The problem
Could you reproduce the listing below without any change, from its very first line down through the line that contains "message-time: 15:17 (1031, 1282, 1112, 1317)", with both of those lines included?

[Start]

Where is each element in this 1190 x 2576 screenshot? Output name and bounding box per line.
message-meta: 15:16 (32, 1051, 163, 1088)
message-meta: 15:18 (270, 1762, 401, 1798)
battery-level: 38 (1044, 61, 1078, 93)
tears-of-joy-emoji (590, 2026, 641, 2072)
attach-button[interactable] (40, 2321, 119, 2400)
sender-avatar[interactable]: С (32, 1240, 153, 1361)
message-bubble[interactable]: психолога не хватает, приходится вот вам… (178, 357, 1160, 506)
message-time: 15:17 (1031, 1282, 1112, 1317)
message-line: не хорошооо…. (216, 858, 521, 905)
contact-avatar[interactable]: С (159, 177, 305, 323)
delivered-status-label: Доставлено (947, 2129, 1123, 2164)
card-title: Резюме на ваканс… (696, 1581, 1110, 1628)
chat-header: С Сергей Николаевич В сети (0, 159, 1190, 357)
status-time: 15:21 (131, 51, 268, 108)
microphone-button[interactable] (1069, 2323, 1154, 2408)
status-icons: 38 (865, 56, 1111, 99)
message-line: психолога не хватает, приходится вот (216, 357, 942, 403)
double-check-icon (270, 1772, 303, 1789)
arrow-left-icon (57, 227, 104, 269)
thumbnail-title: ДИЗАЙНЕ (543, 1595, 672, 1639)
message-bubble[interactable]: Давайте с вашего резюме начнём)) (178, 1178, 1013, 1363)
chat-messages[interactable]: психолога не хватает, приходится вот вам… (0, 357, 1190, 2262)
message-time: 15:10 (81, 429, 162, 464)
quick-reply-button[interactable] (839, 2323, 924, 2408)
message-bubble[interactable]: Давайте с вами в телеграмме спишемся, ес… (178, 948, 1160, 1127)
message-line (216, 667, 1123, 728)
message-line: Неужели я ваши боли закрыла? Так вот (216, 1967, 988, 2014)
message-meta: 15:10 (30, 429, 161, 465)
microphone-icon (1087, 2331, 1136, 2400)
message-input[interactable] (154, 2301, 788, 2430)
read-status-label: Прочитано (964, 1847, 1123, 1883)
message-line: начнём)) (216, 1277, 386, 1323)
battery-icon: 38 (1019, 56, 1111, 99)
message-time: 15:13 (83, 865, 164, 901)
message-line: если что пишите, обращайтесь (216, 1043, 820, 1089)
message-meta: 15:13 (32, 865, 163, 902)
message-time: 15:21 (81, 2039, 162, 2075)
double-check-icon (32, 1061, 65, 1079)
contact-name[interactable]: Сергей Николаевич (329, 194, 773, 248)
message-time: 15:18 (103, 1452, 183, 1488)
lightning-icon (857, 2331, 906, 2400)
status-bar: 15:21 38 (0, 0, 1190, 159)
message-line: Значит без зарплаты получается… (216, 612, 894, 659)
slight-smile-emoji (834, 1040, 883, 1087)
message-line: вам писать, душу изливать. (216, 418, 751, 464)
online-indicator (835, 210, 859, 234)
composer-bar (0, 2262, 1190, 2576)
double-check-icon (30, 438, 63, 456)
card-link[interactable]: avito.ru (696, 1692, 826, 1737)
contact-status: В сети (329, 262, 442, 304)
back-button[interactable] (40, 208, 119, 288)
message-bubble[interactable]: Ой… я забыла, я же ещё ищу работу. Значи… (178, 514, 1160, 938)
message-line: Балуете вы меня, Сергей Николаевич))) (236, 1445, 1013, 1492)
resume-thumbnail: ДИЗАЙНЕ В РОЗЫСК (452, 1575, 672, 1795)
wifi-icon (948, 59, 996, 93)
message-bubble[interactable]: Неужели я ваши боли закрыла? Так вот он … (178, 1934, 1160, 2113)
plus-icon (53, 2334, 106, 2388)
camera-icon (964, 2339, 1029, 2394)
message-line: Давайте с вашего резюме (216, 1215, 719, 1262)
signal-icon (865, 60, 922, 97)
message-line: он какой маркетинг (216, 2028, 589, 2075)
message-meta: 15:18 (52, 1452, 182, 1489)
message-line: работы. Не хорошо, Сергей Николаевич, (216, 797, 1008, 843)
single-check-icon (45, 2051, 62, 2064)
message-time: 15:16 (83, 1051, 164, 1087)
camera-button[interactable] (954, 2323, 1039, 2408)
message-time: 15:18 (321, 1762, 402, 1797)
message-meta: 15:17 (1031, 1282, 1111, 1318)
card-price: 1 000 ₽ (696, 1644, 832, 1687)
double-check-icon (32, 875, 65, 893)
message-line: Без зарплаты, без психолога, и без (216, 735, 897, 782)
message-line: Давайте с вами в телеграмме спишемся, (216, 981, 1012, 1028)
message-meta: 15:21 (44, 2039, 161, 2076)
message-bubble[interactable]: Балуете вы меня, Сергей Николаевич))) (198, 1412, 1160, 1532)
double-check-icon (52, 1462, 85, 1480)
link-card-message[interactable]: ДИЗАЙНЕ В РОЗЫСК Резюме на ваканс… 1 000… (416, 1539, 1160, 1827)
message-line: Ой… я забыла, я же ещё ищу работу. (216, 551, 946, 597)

[End]

Complete answer
Where is each element in this 1190 x 2576 screenshot? Output name and bounding box per line.
message-meta: 15:16 (32, 1051, 163, 1088)
message-meta: 15:18 (270, 1762, 401, 1798)
battery-level: 38 (1044, 61, 1078, 93)
tears-of-joy-emoji (590, 2026, 641, 2072)
attach-button[interactable] (40, 2321, 119, 2400)
sender-avatar[interactable]: С (32, 1240, 153, 1361)
message-bubble[interactable]: психолога не хватает, приходится вот вам… (178, 357, 1160, 506)
message-time: 15:17 (1031, 1282, 1112, 1317)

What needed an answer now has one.